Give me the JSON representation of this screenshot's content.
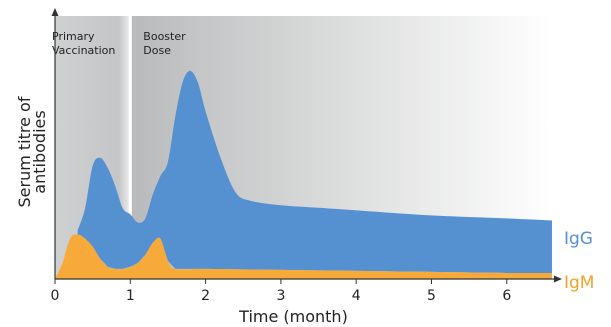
{
  "chart_data": {
    "type": "area",
    "xlabel": "Time (month)",
    "ylabel_lines": [
      "Serum titre of",
      "antibodies"
    ],
    "x_ticks": [
      0,
      1,
      2,
      3,
      4,
      5,
      6
    ],
    "x_tick_labels": [
      "0",
      "1",
      "2",
      "3",
      "4",
      "5",
      "6"
    ],
    "xlim": [
      0,
      6.6
    ],
    "ylim": [
      0,
      1
    ],
    "y_tick_labels": [],
    "phases": [
      {
        "label_lines": [
          "Primary",
          "Vaccination"
        ],
        "x_start": 0,
        "x_end": 1
      },
      {
        "label_lines": [
          "Booster",
          "Dose"
        ],
        "x_start": 1,
        "x_end": 6.6
      }
    ],
    "series": [
      {
        "name": "IgG",
        "color": "#5591D1",
        "label_color": "#5591D1",
        "stacked": true,
        "points": [
          [
            0.3,
            0.02
          ],
          [
            0.4,
            0.15
          ],
          [
            0.5,
            0.4
          ],
          [
            0.6,
            0.5
          ],
          [
            0.7,
            0.49
          ],
          [
            0.8,
            0.41
          ],
          [
            0.9,
            0.3
          ],
          [
            1.0,
            0.26
          ],
          [
            1.1,
            0.2
          ],
          [
            1.2,
            0.18
          ],
          [
            1.3,
            0.24
          ],
          [
            1.4,
            0.31
          ],
          [
            1.5,
            0.49
          ],
          [
            1.6,
            0.76
          ],
          [
            1.7,
            0.93
          ],
          [
            1.8,
            0.98
          ],
          [
            1.9,
            0.92
          ],
          [
            2.0,
            0.78
          ],
          [
            2.2,
            0.55
          ],
          [
            2.4,
            0.38
          ],
          [
            2.6,
            0.34
          ],
          [
            3.0,
            0.32
          ],
          [
            3.5,
            0.31
          ],
          [
            4.0,
            0.3
          ],
          [
            5.0,
            0.28
          ],
          [
            6.0,
            0.27
          ],
          [
            6.6,
            0.26
          ]
        ]
      },
      {
        "name": "IgM",
        "color": "#F7AA3A",
        "label_color": "#F4A12C",
        "stacked": false,
        "points": [
          [
            0.0,
            0.0
          ],
          [
            0.1,
            0.08
          ],
          [
            0.2,
            0.2
          ],
          [
            0.3,
            0.22
          ],
          [
            0.4,
            0.2
          ],
          [
            0.5,
            0.16
          ],
          [
            0.6,
            0.1
          ],
          [
            0.7,
            0.06
          ],
          [
            0.8,
            0.05
          ],
          [
            0.9,
            0.05
          ],
          [
            1.0,
            0.06
          ],
          [
            1.1,
            0.08
          ],
          [
            1.2,
            0.12
          ],
          [
            1.3,
            0.18
          ],
          [
            1.4,
            0.2
          ],
          [
            1.5,
            0.09
          ],
          [
            1.6,
            0.05
          ],
          [
            2.0,
            0.05
          ],
          [
            3.0,
            0.045
          ],
          [
            4.0,
            0.04
          ],
          [
            5.0,
            0.035
          ],
          [
            6.0,
            0.03
          ],
          [
            6.6,
            0.03
          ]
        ]
      }
    ]
  }
}
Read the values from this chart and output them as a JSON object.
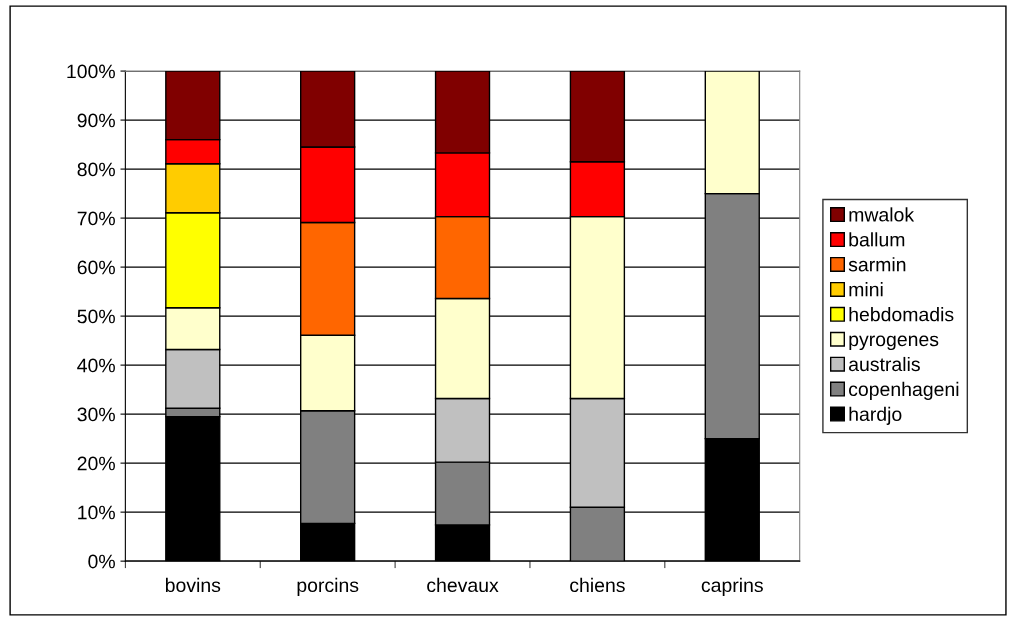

◆ Work request ◆
Give the records again without a single change, and exclude the pictures.

◆ Exercise response ◆
Give me the JSON representation of this screenshot's content.
{
  "chart_data": {
    "type": "area",
    "xlabel": "Time (month)",
    "ylabel_lines": [
      "Serum titre of",
      "antibodies"
    ],
    "x_ticks": [
      0,
      1,
      2,
      3,
      4,
      5,
      6
    ],
    "x_tick_labels": [
      "0",
      "1",
      "2",
      "3",
      "4",
      "5",
      "6"
    ],
    "xlim": [
      0,
      6.6
    ],
    "ylim": [
      0,
      1
    ],
    "y_tick_labels": [],
    "phases": [
      {
        "label_lines": [
          "Primary",
          "Vaccination"
        ],
        "x_start": 0,
        "x_end": 1
      },
      {
        "label_lines": [
          "Booster",
          "Dose"
        ],
        "x_start": 1,
        "x_end": 6.6
      }
    ],
    "series": [
      {
        "name": "IgG",
        "color": "#5591D1",
        "label_color": "#5591D1",
        "stacked": true,
        "points": [
          [
            0.3,
            0.02
          ],
          [
            0.4,
            0.15
          ],
          [
            0.5,
            0.4
          ],
          [
            0.6,
            0.5
          ],
          [
            0.7,
            0.49
          ],
          [
            0.8,
            0.41
          ],
          [
            0.9,
            0.3
          ],
          [
            1.0,
            0.26
          ],
          [
            1.1,
            0.2
          ],
          [
            1.2,
            0.18
          ],
          [
            1.3,
            0.24
          ],
          [
            1.4,
            0.31
          ],
          [
            1.5,
            0.49
          ],
          [
            1.6,
            0.76
          ],
          [
            1.7,
            0.93
          ],
          [
            1.8,
            0.98
          ],
          [
            1.9,
            0.92
          ],
          [
            2.0,
            0.78
          ],
          [
            2.2,
            0.55
          ],
          [
            2.4,
            0.38
          ],
          [
            2.6,
            0.34
          ],
          [
            3.0,
            0.32
          ],
          [
            3.5,
            0.31
          ],
          [
            4.0,
            0.3
          ],
          [
            5.0,
            0.28
          ],
          [
            6.0,
            0.27
          ],
          [
            6.6,
            0.26
          ]
        ]
      },
      {
        "name": "IgM",
        "color": "#F7AA3A",
        "label_color": "#F4A12C",
        "stacked": false,
        "points": [
          [
            0.0,
            0.0
          ],
          [
            0.1,
            0.08
          ],
          [
            0.2,
            0.2
          ],
          [
            0.3,
            0.22
          ],
          [
            0.4,
            0.2
          ],
          [
            0.5,
            0.16
          ],
          [
            0.6,
            0.1
          ],
          [
            0.7,
            0.06
          ],
          [
            0.8,
            0.05
          ],
          [
            0.9,
            0.05
          ],
          [
            1.0,
            0.06
          ],
          [
            1.1,
            0.08
          ],
          [
            1.2,
            0.12
          ],
          [
            1.3,
            0.18
          ],
          [
            1.4,
            0.2
          ],
          [
            1.5,
            0.09
          ],
          [
            1.6,
            0.05
          ],
          [
            2.0,
            0.05
          ],
          [
            3.0,
            0.045
          ],
          [
            4.0,
            0.04
          ],
          [
            5.0,
            0.035
          ],
          [
            6.0,
            0.03
          ],
          [
            6.6,
            0.03
          ]
        ]
      }
    ]
  }
}
Read the values from this chart and output them as a JSON object.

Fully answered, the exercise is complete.